--- start of Data supplied ---

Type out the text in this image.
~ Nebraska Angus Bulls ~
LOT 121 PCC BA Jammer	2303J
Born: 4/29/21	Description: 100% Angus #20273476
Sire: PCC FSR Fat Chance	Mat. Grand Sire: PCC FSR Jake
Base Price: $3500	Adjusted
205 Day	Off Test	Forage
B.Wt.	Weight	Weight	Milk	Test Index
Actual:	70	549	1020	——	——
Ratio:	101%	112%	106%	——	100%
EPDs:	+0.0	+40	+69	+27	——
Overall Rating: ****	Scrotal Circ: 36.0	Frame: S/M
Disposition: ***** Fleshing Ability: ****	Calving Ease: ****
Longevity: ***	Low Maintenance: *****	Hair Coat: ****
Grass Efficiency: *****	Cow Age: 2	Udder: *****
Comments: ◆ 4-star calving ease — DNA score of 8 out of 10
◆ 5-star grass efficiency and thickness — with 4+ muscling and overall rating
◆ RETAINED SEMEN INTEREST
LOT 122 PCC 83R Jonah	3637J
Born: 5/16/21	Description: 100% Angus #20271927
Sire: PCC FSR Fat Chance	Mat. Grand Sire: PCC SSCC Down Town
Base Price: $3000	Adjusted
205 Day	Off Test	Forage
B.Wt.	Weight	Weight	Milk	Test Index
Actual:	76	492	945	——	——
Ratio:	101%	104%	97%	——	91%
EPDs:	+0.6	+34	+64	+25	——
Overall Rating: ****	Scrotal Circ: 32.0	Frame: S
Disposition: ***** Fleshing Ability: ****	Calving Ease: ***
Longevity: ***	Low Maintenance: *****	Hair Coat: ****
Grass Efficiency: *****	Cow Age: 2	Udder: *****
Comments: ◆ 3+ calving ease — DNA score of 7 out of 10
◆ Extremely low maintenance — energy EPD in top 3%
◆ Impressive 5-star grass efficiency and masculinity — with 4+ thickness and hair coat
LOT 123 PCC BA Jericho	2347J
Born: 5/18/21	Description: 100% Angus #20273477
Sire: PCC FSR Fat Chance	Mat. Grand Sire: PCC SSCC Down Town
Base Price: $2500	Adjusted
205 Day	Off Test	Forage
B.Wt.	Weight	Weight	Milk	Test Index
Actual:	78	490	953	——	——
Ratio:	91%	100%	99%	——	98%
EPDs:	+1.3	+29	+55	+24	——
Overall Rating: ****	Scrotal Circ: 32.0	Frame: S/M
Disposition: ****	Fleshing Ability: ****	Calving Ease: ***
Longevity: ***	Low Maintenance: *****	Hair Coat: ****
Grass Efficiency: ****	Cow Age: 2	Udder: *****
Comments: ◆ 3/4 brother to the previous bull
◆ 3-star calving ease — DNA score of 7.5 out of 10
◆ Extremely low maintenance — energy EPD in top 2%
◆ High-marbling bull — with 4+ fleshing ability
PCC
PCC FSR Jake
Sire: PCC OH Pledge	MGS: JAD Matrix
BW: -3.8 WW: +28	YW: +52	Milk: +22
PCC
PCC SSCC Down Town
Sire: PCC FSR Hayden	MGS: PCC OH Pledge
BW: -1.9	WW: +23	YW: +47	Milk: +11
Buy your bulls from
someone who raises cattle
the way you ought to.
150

--- end of Data supplied ---

What you are asked to do >> Copy the data above in full, character for character.

Result of the exercise >>
Type out the text in this image.
~ Nebraska Angus Bulls ~
LOT 121 PCC BA Jammer	2303J
Born: 4/29/21	Description: 100% Angus #20273476
Sire: PCC FSR Fat Chance	Mat. Grand Sire: PCC FSR Jake
Base Price: $3500	Adjusted
205 Day	Off Test	Forage
B.Wt.	Weight	Weight	Milk	Test Index
Actual:	70	549	1020	——	——
Ratio:	101%	112%	106%	——	100%
EPDs:	+0.0	+40	+69	+27	——
Overall Rating: ****	Scrotal Circ: 36.0	Frame: S/M
Disposition: ***** Fleshing Ability: ****	Calving Ease: ****
Longevity: ***	Low Maintenance: *****	Hair Coat: ****
Grass Efficiency: *****	Cow Age: 2	Udder: *****
Comments: ◆ 4-star calving ease — DNA score of 8 out of 10
◆ 5-star grass efficiency and thickness — with 4+ muscling and overall rating
◆ RETAINED SEMEN INTEREST
LOT 122 PCC 83R Jonah	3637J
Born: 5/16/21	Description: 100% Angus #20271927
Sire: PCC FSR Fat Chance	Mat. Grand Sire: PCC SSCC Down Town
Base Price: $3000	Adjusted
205 Day	Off Test	Forage
B.Wt.	Weight	Weight	Milk	Test Index
Actual:	76	492	945	——	——
Ratio:	101%	104%	97%	——	91%
EPDs:	+0.6	+34	+64	+25	——
Overall Rating: ****	Scrotal Circ: 32.0	Frame: S
Disposition: ***** Fleshing Ability: ****	Calving Ease: ***
Longevity: ***	Low Maintenance: *****	Hair Coat: ****
Grass Efficiency: *****	Cow Age: 2	Udder: *****
Comments: ◆ 3+ calving ease — DNA score of 7 out of 10
◆ Extremely low maintenance — energy EPD in top 3%
◆ Impressive 5-star grass efficiency and masculinity — with 4+ thickness and hair coat
LOT 123 PCC BA Jericho	2347J
Born: 5/18/21	Description: 100% Angus #20273477
Sire: PCC FSR Fat Chance	Mat. Grand Sire: PCC SSCC Down Town
Base Price: $2500	Adjusted
205 Day	Off Test	Forage
B.Wt.	Weight	Weight	Milk	Test Index
Actual:	78	490	953	——	——
Ratio:	91%	100%	99%	——	98%
EPDs:	+1.3	+29	+55	+24	——
Overall Rating: ****	Scrotal Circ: 32.0	Frame: S/M
Disposition: ****	Fleshing Ability: ****	Calving Ease: ***
Longevity: ***	Low Maintenance: *****	Hair Coat: ****
Grass Efficiency: ****	Cow Age: 2	Udder: *****
Comments: ◆ 3/4 brother to the previous bull
◆ 3-star calving ease — DNA score of 7.5 out of 10
◆ Extremely low maintenance — energy EPD in top 2%
◆ High-marbling bull — with 4+ fleshing ability
PCC
PCC FSR Jake
Sire: PCC OH Pledge	MGS: JAD Matrix
BW: -3.8 WW: +28	YW: +52	Milk: +22
PCC
PCC SSCC Down Town
Sire: PCC FSR Hayden	MGS: PCC OH Pledge
BW: -1.9	WW: +23	YW: +47	Milk: +11
Buy your bulls from
someone who raises cattle
the way you ought to.
150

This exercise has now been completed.